Task directions:
Find the lines that include the string "type" and report how many there are. Give no other text.

Dataset entries:
----------------------------------------
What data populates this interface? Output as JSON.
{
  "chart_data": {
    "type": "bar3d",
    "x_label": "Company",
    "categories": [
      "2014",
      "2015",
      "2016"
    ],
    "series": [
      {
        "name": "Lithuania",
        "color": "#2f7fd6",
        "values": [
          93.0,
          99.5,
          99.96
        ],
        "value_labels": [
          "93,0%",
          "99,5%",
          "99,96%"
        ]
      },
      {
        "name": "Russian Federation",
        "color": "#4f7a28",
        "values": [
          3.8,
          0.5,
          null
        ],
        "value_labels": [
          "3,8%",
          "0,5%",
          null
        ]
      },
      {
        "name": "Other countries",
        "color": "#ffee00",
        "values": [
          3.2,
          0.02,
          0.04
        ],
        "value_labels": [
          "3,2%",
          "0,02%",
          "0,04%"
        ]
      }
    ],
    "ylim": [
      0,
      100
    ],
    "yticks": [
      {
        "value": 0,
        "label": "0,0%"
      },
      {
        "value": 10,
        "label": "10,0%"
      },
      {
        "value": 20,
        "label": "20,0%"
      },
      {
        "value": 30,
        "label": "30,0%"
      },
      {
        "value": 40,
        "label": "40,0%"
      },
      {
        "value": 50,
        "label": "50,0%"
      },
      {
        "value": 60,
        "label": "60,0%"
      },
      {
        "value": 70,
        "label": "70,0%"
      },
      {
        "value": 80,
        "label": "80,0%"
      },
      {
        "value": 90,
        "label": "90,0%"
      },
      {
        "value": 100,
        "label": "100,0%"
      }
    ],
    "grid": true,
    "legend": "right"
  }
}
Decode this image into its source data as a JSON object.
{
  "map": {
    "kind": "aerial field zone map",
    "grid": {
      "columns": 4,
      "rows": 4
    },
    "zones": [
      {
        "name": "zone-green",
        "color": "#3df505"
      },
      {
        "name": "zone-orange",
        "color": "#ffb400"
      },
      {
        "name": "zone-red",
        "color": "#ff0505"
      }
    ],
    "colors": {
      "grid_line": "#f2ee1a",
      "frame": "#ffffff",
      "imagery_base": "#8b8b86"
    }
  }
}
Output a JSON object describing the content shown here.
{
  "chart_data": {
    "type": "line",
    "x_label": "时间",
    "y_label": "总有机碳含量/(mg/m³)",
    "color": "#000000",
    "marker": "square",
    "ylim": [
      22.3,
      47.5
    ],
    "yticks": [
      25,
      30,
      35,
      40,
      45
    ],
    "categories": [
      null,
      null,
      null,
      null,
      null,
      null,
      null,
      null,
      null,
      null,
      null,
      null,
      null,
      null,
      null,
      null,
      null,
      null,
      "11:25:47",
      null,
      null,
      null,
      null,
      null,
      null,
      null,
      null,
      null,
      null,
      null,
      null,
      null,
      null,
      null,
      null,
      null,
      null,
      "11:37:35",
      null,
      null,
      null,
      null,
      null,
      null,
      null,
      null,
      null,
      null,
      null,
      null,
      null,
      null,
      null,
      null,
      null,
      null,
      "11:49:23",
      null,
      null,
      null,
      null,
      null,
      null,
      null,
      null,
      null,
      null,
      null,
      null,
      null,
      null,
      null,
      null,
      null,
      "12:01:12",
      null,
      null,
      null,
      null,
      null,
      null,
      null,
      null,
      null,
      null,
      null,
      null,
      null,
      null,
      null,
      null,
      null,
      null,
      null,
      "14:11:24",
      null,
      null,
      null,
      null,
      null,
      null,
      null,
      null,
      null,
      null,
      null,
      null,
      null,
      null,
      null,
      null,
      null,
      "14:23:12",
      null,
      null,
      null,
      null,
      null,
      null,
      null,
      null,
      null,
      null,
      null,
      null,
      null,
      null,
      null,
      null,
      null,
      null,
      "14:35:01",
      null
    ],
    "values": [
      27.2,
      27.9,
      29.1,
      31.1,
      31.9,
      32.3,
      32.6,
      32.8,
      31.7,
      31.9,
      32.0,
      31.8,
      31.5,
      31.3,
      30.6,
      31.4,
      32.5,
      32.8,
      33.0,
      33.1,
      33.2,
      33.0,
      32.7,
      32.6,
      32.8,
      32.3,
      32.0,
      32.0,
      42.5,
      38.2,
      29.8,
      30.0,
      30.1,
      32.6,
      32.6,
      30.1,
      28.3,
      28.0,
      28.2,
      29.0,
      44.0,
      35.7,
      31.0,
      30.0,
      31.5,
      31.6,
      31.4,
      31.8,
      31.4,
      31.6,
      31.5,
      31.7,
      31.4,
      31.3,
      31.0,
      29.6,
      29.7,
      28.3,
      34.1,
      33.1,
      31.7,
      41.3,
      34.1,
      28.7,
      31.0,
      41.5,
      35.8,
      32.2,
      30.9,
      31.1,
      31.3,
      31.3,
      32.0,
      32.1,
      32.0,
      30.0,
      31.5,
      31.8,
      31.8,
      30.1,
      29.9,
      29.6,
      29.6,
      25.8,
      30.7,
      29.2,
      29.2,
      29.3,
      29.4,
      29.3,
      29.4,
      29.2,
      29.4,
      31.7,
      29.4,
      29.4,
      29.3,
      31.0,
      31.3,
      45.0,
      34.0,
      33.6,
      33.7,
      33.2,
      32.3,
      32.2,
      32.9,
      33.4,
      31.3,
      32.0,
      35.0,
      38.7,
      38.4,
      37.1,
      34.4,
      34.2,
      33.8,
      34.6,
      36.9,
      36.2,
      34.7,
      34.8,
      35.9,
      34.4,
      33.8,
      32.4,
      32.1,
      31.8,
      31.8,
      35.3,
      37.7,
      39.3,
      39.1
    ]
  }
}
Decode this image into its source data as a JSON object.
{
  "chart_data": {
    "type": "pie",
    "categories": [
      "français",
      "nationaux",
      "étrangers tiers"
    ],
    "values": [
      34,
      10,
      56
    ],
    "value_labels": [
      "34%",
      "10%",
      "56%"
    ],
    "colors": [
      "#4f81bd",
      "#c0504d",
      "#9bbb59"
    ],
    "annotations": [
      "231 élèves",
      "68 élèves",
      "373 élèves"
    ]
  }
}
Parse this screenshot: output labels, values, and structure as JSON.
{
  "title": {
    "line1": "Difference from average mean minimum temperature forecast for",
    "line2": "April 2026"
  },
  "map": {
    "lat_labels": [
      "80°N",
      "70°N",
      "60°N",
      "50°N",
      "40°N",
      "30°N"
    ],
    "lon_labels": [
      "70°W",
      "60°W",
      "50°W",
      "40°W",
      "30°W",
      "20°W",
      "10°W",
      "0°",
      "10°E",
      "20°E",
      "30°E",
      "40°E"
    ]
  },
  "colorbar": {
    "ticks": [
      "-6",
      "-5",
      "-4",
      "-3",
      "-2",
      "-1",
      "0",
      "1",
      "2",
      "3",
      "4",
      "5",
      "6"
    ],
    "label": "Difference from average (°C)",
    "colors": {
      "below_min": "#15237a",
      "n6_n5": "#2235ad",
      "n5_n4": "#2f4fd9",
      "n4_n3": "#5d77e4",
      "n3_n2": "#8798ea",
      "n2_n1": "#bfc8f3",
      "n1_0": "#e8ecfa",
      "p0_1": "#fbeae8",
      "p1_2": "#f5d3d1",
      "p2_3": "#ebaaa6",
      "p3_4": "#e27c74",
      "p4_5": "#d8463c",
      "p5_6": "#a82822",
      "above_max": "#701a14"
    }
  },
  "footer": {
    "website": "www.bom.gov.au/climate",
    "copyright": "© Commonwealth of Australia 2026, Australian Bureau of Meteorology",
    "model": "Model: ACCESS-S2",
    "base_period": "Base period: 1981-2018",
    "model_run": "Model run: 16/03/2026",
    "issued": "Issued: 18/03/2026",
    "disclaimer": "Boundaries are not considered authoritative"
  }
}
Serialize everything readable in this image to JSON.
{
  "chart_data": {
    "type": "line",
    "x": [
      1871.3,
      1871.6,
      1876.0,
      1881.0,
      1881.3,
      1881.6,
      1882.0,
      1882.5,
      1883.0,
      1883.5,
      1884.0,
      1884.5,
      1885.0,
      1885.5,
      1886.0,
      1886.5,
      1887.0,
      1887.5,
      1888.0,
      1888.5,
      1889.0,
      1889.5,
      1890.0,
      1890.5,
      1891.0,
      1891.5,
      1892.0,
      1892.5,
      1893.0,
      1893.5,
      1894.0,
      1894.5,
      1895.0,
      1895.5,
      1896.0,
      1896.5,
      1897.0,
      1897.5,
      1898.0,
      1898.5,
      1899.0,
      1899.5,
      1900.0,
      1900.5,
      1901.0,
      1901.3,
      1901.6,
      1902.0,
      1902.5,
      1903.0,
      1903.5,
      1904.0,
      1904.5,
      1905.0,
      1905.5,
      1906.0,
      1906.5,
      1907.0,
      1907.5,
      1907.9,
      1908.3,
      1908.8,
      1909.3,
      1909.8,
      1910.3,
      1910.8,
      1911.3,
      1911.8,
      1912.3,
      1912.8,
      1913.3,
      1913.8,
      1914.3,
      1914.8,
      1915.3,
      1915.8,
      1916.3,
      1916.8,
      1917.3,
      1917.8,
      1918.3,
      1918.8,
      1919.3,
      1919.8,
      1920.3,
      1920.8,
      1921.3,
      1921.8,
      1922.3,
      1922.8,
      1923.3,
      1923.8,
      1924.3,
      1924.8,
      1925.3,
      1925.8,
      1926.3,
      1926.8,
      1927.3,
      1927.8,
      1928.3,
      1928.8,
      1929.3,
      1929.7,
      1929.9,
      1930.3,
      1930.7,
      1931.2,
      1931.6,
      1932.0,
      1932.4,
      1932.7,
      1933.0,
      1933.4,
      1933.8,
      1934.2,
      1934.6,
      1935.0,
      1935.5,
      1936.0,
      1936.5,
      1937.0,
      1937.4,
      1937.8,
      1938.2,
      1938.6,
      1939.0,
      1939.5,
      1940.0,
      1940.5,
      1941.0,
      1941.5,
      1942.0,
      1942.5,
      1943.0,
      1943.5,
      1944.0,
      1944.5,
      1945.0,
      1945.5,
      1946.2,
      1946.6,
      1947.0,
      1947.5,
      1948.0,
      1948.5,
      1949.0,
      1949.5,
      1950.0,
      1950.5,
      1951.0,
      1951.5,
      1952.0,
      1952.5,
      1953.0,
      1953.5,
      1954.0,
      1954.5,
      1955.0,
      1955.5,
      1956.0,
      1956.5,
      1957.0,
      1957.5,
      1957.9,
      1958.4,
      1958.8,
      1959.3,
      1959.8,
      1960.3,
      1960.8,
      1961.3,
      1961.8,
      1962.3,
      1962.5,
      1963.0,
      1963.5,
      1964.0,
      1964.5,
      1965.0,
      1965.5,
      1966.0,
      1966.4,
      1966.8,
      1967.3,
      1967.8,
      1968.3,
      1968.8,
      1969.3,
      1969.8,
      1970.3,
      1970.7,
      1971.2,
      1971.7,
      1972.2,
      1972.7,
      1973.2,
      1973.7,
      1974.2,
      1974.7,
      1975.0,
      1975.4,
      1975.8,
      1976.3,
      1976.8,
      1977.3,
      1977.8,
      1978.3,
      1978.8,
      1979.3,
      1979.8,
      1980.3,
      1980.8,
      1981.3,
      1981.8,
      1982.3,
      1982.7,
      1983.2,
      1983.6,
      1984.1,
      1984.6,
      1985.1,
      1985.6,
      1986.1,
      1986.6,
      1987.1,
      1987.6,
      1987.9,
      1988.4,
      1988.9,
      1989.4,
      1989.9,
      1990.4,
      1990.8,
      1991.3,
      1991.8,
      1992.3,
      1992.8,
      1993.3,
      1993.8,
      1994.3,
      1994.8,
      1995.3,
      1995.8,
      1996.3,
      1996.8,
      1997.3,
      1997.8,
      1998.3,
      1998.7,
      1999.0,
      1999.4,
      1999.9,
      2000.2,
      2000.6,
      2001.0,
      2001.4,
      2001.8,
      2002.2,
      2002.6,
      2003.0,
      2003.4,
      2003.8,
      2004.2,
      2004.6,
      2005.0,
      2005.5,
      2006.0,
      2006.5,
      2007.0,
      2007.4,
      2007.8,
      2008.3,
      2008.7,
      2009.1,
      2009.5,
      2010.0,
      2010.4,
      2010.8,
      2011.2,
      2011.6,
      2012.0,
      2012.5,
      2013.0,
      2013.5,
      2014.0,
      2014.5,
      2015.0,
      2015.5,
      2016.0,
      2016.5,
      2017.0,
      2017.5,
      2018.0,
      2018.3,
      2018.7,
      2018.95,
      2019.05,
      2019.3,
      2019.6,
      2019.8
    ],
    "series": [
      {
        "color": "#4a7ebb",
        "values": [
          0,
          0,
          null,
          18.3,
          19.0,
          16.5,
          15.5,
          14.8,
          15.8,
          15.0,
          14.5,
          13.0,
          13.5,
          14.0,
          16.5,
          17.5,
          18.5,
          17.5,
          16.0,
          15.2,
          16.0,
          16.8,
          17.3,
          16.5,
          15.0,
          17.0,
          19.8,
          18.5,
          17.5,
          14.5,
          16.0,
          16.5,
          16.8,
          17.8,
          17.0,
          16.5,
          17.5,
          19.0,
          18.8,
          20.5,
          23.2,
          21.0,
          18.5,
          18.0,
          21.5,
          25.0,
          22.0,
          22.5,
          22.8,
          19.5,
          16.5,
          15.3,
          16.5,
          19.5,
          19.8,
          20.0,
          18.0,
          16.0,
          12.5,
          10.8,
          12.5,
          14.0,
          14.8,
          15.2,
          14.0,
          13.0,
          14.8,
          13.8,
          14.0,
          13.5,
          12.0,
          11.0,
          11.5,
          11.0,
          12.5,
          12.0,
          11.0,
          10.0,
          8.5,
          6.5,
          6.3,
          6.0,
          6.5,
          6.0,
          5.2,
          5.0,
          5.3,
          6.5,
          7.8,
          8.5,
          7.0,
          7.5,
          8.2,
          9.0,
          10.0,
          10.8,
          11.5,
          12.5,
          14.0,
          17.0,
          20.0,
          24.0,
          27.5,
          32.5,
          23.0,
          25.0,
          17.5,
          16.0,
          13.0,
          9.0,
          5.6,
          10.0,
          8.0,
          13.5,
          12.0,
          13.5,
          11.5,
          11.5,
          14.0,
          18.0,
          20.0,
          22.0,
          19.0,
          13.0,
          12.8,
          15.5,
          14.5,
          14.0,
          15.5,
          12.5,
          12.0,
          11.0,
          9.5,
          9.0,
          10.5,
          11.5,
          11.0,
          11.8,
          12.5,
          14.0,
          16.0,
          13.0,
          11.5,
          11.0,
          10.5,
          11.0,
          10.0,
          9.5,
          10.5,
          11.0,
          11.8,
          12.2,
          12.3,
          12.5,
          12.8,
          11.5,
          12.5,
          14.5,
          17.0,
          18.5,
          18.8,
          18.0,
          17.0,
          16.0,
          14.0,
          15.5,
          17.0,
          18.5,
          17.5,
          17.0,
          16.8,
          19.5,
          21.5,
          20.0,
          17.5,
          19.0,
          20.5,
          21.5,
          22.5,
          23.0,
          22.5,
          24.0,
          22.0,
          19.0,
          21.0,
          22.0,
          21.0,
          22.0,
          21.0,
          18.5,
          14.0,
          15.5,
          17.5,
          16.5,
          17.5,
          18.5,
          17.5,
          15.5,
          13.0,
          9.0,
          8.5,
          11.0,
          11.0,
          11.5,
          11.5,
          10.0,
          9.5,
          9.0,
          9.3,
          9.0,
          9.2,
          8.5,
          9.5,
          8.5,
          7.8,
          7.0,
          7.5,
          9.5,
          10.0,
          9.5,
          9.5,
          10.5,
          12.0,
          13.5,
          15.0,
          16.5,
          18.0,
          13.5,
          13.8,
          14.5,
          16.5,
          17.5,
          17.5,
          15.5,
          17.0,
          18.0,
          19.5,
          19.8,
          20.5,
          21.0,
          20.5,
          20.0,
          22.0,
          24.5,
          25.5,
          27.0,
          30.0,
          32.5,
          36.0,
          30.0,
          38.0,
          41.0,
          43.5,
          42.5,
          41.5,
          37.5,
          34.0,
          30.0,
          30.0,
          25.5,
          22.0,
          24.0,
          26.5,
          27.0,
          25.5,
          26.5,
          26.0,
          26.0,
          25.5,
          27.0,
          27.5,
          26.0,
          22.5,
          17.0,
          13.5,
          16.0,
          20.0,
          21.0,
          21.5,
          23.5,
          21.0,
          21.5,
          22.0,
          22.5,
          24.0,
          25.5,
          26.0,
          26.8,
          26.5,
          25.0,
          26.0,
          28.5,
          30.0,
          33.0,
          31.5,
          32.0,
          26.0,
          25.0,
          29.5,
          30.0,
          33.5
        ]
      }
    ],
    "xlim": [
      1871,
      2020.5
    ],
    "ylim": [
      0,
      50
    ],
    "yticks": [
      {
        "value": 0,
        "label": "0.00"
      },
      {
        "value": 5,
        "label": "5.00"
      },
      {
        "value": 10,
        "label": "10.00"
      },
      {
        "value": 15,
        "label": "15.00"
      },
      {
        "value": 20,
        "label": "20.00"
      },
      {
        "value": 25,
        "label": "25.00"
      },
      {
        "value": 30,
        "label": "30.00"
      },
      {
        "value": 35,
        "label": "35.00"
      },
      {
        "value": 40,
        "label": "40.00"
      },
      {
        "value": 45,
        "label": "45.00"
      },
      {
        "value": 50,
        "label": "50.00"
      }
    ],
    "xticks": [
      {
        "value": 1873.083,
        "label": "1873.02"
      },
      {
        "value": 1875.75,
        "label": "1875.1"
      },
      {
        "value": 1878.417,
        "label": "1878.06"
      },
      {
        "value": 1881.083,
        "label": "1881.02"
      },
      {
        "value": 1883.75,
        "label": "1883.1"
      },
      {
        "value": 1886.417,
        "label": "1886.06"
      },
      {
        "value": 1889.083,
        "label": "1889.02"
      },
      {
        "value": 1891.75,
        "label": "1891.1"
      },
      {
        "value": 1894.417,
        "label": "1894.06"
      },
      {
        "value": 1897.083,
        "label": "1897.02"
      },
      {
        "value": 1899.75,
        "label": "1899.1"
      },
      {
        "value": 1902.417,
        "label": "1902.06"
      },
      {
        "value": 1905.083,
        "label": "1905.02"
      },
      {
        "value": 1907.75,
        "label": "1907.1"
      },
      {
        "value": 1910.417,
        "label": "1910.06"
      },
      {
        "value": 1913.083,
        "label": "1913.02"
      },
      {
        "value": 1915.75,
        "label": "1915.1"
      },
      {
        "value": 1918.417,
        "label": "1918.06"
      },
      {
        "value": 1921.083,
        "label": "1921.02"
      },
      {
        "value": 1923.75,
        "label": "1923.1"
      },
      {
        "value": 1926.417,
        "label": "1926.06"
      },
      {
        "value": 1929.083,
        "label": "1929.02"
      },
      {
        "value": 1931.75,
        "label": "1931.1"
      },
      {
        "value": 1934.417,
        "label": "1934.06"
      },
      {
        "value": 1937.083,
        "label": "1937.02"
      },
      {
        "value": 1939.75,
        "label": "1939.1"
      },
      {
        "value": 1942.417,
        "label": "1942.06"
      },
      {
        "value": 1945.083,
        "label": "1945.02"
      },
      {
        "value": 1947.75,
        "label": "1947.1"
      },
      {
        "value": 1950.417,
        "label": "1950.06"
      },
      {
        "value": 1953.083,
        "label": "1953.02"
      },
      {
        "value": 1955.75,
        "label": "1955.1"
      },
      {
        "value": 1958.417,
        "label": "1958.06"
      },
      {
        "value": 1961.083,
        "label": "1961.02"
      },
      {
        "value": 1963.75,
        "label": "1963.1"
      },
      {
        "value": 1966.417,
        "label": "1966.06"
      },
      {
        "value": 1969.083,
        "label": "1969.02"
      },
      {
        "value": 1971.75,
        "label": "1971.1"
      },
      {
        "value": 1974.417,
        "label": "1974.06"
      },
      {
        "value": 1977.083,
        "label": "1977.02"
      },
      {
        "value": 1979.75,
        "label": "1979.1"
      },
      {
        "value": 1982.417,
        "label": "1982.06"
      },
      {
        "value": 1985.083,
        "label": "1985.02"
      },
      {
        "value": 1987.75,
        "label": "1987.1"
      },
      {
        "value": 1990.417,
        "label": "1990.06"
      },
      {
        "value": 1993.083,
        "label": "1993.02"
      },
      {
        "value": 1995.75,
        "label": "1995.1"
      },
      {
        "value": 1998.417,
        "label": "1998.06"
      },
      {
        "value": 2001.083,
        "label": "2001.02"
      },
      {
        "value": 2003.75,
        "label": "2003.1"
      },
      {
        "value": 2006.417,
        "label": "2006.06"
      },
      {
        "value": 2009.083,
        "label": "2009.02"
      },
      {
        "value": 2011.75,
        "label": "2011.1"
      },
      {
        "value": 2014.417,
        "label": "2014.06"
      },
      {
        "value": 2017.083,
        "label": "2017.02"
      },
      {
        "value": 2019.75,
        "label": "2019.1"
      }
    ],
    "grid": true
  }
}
----------------------------------------
Answer below:
4